## begin SOURCE TEXT
Before the creation of the Curatorial Services of the House of Commons in 1989, a considerable amount of knowledge had been lost regarding the history, or provenance, of many objects in use within the Parliamentary Precinct. This was particularly true of furnishings designed for the new Centre Block by architect John A. Pearson.
Extensive research by Commons curatorial staff at the Library and Archives Canada uncovered a great deal of valuable information regarding the construction, decoration, and furnishing of the Centre Block. Further research on the furniture, however, was hampered by a loss of key information. To begin with, all of the original drawings had been lost in a March 1941 fire at Pearson's Toronto office. Reconstruction of his remarkable body of work thus rested on documents related to the Parliament Building's construction, as well as historical photographs and a small number of furniture drawings prepared by the Department of Public Works.
## end SOURCE TEXT
* **EXERCISE REQUIREMENTS**
Set down the passage of the House of Commons furnishings text starting with "Extensive research by" and going on through "of Public Works.", word for word.
## begin GIVEN DATA
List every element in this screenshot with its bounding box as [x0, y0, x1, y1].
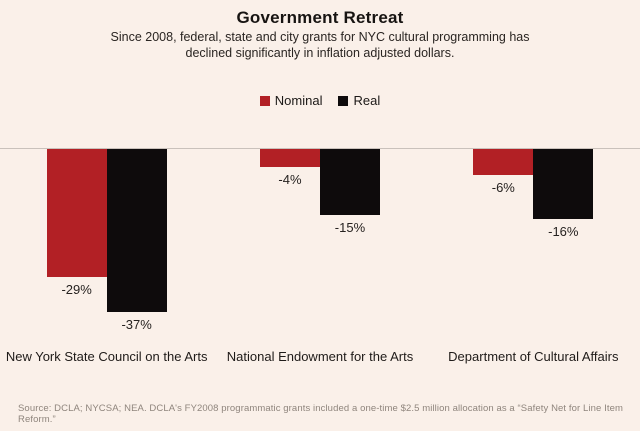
## end GIVEN DATA
* **TASK OUTPUT**
Extensive research by Commons curatorial staff at the Library and Archives Canada uncovered a great deal of valuable information regarding the construction, decoration, and furnishing of the Centre Block. Further research on the furniture, however, was hampered by a loss of key information. To begin with, all of the original drawings had been lost in a March 1941 fire at Pearson's Toronto office. Reconstruction of his remarkable body of work thus rested on documents related to the Parliament Building's construction, as well as historical photographs and a small number of furniture drawings prepared by the Department of Public Works.